[Figure record extracts]
Start
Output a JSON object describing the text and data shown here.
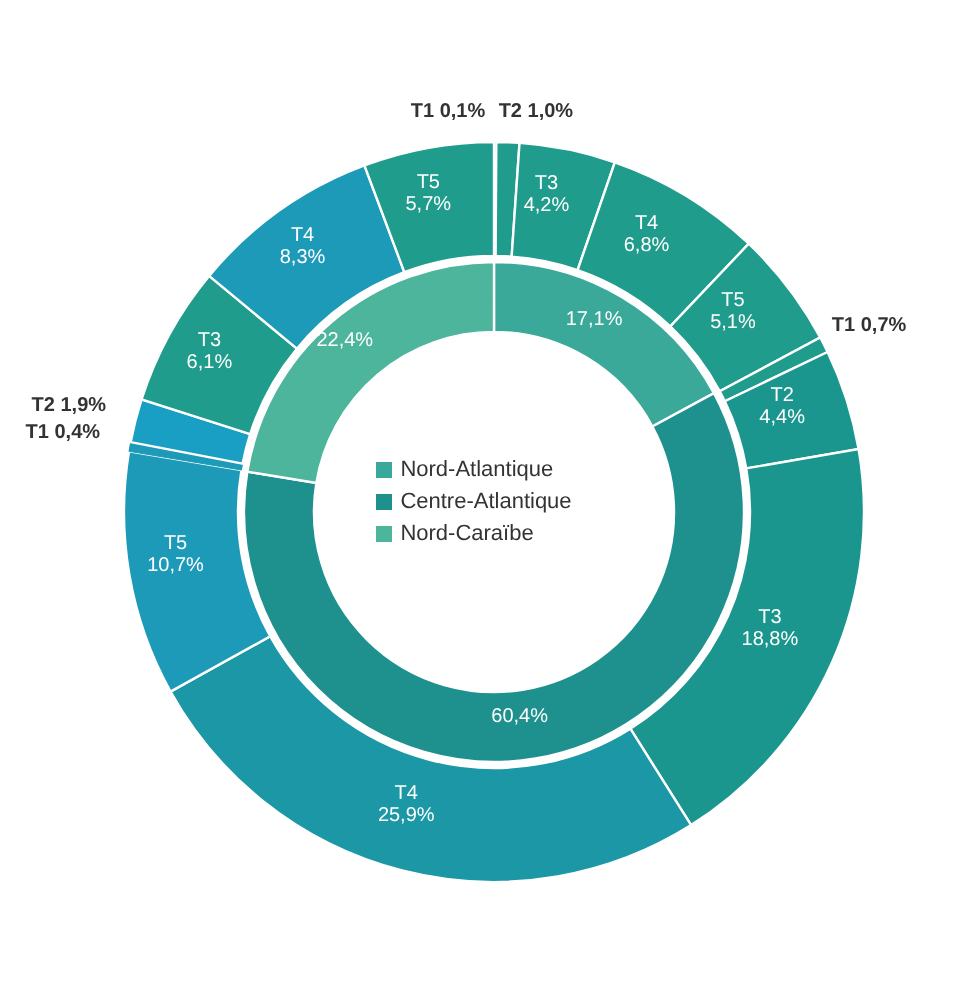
{
  "chart_data": [
    {
      "type": "donut",
      "legend": "center",
      "categories": [
        "Nord-Atlantique",
        "Centre-Atlantique",
        "Nord-Caraïbe"
      ],
      "values": [
        17.1,
        60.4,
        22.4
      ],
      "value_labels": [
        "17,1%",
        "60,4%",
        "22,4%"
      ],
      "colors": [
        "#3aa99a",
        "#1e918f",
        "#4cb59c"
      ]
    },
    {
      "type": "donut",
      "categories": [
        "T1",
        "T2",
        "T3",
        "T4",
        "T5",
        "T1",
        "T2",
        "T3",
        "T4",
        "T5",
        "T1",
        "T2",
        "T3",
        "T4",
        "T5"
      ],
      "values": [
        0.1,
        1.0,
        4.2,
        6.8,
        5.1,
        0.7,
        4.4,
        18.8,
        25.9,
        10.7,
        0.4,
        1.9,
        6.1,
        8.3,
        5.7
      ],
      "value_labels": [
        "0,1%",
        "1,0%",
        "4,2%",
        "6,8%",
        "5,1%",
        "0,7%",
        "4,4%",
        "18,8%",
        "25,9%",
        "10,7%",
        "0,4%",
        "1,9%",
        "6,1%",
        "8,3%",
        "5,7%"
      ],
      "colors": [
        "#16a3c9",
        "#1f9c8c",
        "#1f9c8c",
        "#1f9c8c",
        "#1f9c8c",
        "#1f9c8c",
        "#1a968e",
        "#1a968e",
        "#1b97a6",
        "#1c9ab8",
        "#1c9ab8",
        "#1a9fc4",
        "#1f9c8c",
        "#1c9ab8",
        "#1f9c8c"
      ]
    }
  ]
}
End
• _SHORT TASK_
Every entry above is to be set down exactly; the pictures are to be left out.

• _PROBLEM SOLUTION_
Output a JSON object describing the text and data shown here.
{
  "chart_data": [
    {
      "type": "donut",
      "legend": "center",
      "categories": [
        "Nord-Atlantique",
        "Centre-Atlantique",
        "Nord-Caraïbe"
      ],
      "values": [
        17.1,
        60.4,
        22.4
      ],
      "value_labels": [
        "17,1%",
        "60,4%",
        "22,4%"
      ],
      "colors": [
        "#3aa99a",
        "#1e918f",
        "#4cb59c"
      ]
    },
    {
      "type": "donut",
      "categories": [
        "T1",
        "T2",
        "T3",
        "T4",
        "T5",
        "T1",
        "T2",
        "T3",
        "T4",
        "T5",
        "T1",
        "T2",
        "T3",
        "T4",
        "T5"
      ],
      "values": [
        0.1,
        1.0,
        4.2,
        6.8,
        5.1,
        0.7,
        4.4,
        18.8,
        25.9,
        10.7,
        0.4,
        1.9,
        6.1,
        8.3,
        5.7
      ],
      "value_labels": [
        "0,1%",
        "1,0%",
        "4,2%",
        "6,8%",
        "5,1%",
        "0,7%",
        "4,4%",
        "18,8%",
        "25,9%",
        "10,7%",
        "0,4%",
        "1,9%",
        "6,1%",
        "8,3%",
        "5,7%"
      ],
      "colors": [
        "#16a3c9",
        "#1f9c8c",
        "#1f9c8c",
        "#1f9c8c",
        "#1f9c8c",
        "#1f9c8c",
        "#1a968e",
        "#1a968e",
        "#1b97a6",
        "#1c9ab8",
        "#1c9ab8",
        "#1a9fc4",
        "#1f9c8c",
        "#1c9ab8",
        "#1f9c8c"
      ]
    }
  ]
}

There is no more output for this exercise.